Data for the task:

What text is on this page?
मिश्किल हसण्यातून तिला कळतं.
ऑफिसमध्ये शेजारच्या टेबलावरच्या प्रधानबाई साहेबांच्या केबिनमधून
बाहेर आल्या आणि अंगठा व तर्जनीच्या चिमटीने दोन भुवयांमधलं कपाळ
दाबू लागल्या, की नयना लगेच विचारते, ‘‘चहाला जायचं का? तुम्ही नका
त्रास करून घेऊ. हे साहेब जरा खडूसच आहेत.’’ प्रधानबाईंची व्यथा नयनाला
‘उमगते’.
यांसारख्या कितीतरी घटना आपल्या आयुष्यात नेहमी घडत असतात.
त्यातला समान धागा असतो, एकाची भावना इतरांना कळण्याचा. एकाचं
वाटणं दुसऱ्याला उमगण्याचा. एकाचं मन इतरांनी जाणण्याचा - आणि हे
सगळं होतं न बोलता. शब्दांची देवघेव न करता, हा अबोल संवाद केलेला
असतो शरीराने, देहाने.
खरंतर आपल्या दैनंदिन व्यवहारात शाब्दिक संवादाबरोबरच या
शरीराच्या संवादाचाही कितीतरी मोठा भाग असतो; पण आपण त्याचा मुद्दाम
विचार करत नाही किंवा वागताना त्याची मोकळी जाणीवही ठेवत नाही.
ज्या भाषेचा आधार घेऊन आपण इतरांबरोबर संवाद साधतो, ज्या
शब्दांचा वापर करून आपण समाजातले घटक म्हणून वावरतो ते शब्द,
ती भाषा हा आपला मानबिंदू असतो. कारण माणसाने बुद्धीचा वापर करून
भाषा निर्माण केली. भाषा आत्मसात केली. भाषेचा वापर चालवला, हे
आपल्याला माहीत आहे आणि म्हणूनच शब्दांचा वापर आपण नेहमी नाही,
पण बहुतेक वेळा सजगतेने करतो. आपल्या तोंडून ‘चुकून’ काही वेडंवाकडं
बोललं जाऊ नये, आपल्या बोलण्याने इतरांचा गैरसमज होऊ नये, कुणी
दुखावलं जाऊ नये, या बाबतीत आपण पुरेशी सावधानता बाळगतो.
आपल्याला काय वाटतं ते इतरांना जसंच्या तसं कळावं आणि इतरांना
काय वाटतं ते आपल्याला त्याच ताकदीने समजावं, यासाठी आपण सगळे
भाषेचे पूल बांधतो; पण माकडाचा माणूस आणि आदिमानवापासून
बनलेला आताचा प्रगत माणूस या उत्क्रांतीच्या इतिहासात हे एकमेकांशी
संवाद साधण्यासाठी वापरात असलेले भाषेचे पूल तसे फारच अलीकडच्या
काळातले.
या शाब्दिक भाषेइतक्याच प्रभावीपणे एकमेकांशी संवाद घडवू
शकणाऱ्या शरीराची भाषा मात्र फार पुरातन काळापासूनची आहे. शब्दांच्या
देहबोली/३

Brief: Please set down each line of the records exactly as given.

Answer to the task:
What text is on this page?
मिश्किल हसण्यातून तिला कळतं.
ऑफिसमध्ये शेजारच्या टेबलावरच्या प्रधानबाई साहेबांच्या केबिनमधून
बाहेर आल्या आणि अंगठा व तर्जनीच्या चिमटीने दोन भुवयांमधलं कपाळ
दाबू लागल्या, की नयना लगेच विचारते, ‘‘चहाला जायचं का? तुम्ही नका
त्रास करून घेऊ. हे साहेब जरा खडूसच आहेत.’’ प्रधानबाईंची व्यथा नयनाला
‘उमगते’.
यांसारख्या कितीतरी घटना आपल्या आयुष्यात नेहमी घडत असतात.
त्यातला समान धागा असतो, एकाची भावना इतरांना कळण्याचा. एकाचं
वाटणं दुसऱ्याला उमगण्याचा. एकाचं मन इतरांनी जाणण्याचा - आणि हे
सगळं होतं न बोलता. शब्दांची देवघेव न करता, हा अबोल संवाद केलेला
असतो शरीराने, देहाने.
खरंतर आपल्या दैनंदिन व्यवहारात शाब्दिक संवादाबरोबरच या
शरीराच्या संवादाचाही कितीतरी मोठा भाग असतो; पण आपण त्याचा मुद्दाम
विचार करत नाही किंवा वागताना त्याची मोकळी जाणीवही ठेवत नाही.
ज्या भाषेचा आधार घेऊन आपण इतरांबरोबर संवाद साधतो, ज्या
शब्दांचा वापर करून आपण समाजातले घटक म्हणून वावरतो ते शब्द,
ती भाषा हा आपला मानबिंदू असतो. कारण माणसाने बुद्धीचा वापर करून
भाषा निर्माण केली. भाषा आत्मसात केली. भाषेचा वापर चालवला, हे
आपल्याला माहीत आहे आणि म्हणूनच शब्दांचा वापर आपण नेहमी नाही,
पण बहुतेक वेळा सजगतेने करतो. आपल्या तोंडून ‘चुकून’ काही वेडंवाकडं
बोललं जाऊ नये, आपल्या बोलण्याने इतरांचा गैरसमज होऊ नये, कुणी
दुखावलं जाऊ नये, या बाबतीत आपण पुरेशी सावधानता बाळगतो.
आपल्याला काय वाटतं ते इतरांना जसंच्या तसं कळावं आणि इतरांना
काय वाटतं ते आपल्याला त्याच ताकदीने समजावं, यासाठी आपण सगळे
भाषेचे पूल बांधतो; पण माकडाचा माणूस आणि आदिमानवापासून
बनलेला आताचा प्रगत माणूस या उत्क्रांतीच्या इतिहासात हे एकमेकांशी
संवाद साधण्यासाठी वापरात असलेले भाषेचे पूल तसे फारच अलीकडच्या
काळातले.
या शाब्दिक भाषेइतक्याच प्रभावीपणे एकमेकांशी संवाद घडवू
शकणाऱ्या शरीराची भाषा मात्र फार पुरातन काळापासूनची आहे. शब्दांच्या
देहबोली/३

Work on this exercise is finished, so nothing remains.